====== Input data

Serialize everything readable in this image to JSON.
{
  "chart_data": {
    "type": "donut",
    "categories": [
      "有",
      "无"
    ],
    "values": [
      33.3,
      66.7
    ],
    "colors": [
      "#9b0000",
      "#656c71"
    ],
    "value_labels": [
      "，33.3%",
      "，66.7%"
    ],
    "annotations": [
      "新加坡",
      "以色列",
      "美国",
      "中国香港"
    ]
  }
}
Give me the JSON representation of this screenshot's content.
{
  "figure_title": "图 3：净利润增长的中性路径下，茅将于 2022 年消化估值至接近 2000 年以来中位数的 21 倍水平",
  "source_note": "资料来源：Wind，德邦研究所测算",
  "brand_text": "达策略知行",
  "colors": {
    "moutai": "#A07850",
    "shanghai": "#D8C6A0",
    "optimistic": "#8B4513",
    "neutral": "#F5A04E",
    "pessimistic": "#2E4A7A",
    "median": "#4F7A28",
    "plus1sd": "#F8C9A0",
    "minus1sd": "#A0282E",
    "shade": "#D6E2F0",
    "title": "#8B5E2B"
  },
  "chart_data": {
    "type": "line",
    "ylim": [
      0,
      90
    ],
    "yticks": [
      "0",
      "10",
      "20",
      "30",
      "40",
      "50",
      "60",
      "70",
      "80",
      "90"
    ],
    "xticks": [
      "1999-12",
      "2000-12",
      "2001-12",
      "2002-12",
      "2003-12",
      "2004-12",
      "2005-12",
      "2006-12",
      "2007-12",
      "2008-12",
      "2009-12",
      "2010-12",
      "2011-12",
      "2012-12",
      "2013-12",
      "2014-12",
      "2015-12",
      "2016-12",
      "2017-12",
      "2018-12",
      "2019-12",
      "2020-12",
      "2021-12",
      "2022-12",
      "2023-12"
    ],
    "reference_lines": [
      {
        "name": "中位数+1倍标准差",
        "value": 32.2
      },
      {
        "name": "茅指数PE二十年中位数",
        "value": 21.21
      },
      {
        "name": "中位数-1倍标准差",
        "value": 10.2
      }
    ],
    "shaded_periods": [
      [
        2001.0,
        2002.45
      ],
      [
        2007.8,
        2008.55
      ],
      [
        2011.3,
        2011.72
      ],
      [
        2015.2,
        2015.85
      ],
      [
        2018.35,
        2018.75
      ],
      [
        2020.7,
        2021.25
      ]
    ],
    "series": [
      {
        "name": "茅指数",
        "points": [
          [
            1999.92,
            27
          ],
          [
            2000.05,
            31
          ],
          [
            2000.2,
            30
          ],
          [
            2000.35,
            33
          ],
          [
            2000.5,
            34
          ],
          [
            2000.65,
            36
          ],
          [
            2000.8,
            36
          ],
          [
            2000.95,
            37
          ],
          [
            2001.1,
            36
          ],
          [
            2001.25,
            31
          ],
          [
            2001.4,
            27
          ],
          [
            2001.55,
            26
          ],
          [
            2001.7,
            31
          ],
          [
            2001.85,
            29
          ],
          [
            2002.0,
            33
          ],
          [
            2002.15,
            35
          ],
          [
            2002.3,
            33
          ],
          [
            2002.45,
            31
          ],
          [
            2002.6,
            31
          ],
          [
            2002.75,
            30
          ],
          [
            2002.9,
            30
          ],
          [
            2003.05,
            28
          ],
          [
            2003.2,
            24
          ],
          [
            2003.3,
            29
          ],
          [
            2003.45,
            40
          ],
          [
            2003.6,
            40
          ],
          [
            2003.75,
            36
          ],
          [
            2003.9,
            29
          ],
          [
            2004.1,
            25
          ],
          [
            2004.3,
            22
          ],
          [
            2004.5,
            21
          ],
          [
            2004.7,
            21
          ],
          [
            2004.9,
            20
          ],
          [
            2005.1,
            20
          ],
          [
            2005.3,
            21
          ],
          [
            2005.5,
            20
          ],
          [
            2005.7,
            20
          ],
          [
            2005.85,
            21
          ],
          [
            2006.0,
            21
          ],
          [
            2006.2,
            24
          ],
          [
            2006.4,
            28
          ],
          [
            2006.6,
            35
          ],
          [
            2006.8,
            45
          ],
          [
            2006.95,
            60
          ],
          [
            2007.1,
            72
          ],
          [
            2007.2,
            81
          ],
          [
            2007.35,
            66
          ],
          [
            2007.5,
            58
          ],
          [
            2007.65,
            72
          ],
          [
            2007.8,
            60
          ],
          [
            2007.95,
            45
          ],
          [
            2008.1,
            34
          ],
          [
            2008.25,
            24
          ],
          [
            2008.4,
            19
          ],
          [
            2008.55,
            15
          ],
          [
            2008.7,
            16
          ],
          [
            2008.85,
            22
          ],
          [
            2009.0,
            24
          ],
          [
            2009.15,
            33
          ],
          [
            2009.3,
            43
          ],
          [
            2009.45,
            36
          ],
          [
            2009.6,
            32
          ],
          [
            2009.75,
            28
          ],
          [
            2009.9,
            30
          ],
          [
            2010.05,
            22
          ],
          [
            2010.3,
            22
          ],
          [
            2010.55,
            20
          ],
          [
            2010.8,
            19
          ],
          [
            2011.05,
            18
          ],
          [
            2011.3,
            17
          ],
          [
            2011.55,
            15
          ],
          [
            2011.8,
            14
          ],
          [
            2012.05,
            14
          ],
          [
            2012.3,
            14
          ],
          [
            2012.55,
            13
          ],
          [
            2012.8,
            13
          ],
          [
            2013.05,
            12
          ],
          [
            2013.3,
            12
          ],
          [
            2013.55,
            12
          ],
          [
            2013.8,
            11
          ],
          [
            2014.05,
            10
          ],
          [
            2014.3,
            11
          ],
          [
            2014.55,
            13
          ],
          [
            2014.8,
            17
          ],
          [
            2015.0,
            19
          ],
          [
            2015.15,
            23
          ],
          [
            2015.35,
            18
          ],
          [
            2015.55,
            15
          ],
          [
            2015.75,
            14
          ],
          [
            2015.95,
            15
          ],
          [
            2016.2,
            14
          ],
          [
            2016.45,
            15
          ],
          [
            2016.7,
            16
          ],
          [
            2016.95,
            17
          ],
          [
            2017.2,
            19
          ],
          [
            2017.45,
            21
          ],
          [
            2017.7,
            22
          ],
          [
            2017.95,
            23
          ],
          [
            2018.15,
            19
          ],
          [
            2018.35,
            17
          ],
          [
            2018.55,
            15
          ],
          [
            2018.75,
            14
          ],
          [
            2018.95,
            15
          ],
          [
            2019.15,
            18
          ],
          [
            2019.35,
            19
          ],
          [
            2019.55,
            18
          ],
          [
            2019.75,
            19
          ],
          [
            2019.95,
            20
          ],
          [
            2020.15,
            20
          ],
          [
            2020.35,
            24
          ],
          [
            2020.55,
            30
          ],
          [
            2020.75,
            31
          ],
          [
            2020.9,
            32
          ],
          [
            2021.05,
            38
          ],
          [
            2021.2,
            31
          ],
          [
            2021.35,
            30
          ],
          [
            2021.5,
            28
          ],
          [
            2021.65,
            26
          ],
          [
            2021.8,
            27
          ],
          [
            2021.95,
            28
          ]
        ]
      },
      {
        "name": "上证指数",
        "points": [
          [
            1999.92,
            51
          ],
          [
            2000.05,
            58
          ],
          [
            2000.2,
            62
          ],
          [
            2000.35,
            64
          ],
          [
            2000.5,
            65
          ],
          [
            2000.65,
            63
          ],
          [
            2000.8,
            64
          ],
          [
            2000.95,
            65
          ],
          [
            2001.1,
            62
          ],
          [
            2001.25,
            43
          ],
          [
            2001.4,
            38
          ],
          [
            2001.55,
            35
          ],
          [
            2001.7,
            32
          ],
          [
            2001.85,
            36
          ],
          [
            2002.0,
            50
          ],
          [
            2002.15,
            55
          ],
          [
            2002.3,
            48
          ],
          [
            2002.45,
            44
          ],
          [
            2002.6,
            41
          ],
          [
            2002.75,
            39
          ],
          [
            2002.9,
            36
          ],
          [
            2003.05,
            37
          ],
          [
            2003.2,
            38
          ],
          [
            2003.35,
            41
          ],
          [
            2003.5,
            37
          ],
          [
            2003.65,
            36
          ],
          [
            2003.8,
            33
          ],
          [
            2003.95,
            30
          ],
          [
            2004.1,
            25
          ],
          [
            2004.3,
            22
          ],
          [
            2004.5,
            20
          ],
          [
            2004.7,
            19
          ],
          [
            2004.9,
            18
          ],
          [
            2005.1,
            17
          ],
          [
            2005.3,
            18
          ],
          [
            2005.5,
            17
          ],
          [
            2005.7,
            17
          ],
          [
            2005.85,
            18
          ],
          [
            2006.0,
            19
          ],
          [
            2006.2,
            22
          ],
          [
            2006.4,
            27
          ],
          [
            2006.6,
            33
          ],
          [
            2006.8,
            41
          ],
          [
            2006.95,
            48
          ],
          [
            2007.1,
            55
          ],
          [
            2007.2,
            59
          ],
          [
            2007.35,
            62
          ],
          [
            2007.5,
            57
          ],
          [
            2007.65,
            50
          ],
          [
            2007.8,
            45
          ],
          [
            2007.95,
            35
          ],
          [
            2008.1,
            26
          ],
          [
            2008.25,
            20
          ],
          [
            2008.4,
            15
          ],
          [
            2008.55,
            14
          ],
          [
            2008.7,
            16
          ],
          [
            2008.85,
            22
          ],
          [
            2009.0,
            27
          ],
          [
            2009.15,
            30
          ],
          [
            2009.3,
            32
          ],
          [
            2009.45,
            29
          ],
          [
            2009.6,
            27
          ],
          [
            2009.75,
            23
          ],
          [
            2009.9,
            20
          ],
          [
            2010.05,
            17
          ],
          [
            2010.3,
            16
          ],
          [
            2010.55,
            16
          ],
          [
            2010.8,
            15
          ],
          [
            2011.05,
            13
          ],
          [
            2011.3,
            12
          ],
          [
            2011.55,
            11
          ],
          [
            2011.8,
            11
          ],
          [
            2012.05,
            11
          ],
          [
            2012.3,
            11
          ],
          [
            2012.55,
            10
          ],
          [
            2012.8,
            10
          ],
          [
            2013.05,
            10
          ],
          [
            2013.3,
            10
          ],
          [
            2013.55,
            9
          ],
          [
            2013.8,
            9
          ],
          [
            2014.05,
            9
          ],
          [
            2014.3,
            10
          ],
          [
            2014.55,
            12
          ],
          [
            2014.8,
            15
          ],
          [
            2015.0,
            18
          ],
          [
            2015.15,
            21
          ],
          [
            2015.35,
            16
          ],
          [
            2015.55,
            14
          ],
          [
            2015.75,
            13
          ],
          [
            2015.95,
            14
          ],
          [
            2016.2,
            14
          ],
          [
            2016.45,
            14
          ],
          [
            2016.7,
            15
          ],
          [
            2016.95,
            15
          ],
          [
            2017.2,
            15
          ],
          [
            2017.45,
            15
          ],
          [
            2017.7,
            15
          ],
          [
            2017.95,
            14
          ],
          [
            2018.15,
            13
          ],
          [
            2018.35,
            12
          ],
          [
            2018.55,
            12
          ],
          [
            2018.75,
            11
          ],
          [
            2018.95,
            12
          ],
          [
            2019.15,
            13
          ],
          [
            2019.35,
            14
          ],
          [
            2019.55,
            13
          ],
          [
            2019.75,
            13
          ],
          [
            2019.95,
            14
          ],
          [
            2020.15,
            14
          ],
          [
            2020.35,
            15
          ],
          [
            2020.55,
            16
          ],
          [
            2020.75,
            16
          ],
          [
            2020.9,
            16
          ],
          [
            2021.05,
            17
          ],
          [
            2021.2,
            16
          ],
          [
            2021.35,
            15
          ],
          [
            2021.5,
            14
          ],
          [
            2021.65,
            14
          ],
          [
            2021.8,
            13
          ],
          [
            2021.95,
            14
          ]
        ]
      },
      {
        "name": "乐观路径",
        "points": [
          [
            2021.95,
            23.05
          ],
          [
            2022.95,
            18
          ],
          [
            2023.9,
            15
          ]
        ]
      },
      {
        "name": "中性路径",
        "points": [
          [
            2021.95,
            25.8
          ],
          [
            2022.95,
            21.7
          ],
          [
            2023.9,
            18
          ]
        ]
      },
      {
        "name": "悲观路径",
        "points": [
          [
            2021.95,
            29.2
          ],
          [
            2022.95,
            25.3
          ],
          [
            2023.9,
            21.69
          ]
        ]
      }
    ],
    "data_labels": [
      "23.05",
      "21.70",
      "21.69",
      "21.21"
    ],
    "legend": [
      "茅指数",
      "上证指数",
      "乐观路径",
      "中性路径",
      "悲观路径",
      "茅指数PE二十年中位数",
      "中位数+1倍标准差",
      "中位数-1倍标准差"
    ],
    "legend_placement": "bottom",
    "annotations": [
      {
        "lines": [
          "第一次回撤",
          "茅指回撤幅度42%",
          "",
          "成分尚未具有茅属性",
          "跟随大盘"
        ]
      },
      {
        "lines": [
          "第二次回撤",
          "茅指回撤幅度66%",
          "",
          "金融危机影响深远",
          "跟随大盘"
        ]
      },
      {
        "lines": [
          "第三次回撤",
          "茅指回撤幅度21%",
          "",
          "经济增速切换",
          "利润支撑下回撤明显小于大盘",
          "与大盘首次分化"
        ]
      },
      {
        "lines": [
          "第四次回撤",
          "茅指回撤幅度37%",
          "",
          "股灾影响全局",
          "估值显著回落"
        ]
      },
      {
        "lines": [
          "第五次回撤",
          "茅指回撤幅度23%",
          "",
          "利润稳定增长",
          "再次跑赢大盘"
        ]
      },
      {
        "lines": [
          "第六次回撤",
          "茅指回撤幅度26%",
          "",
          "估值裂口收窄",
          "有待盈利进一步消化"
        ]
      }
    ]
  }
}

============

▶ **Exercise prompt**:
Select every line above that contains the word "name", and copy it.

▶ **Solved problem**:
        "name": "中位数+1倍标准差",
        "name": "茅指数PE二十年中位数",
        "name": "中位数-1倍标准差",
        "name": "茅指数",
        "name": "上证指数",
        "name": "乐观路径",
        "name": "中性路径",
        "name": "悲观路径",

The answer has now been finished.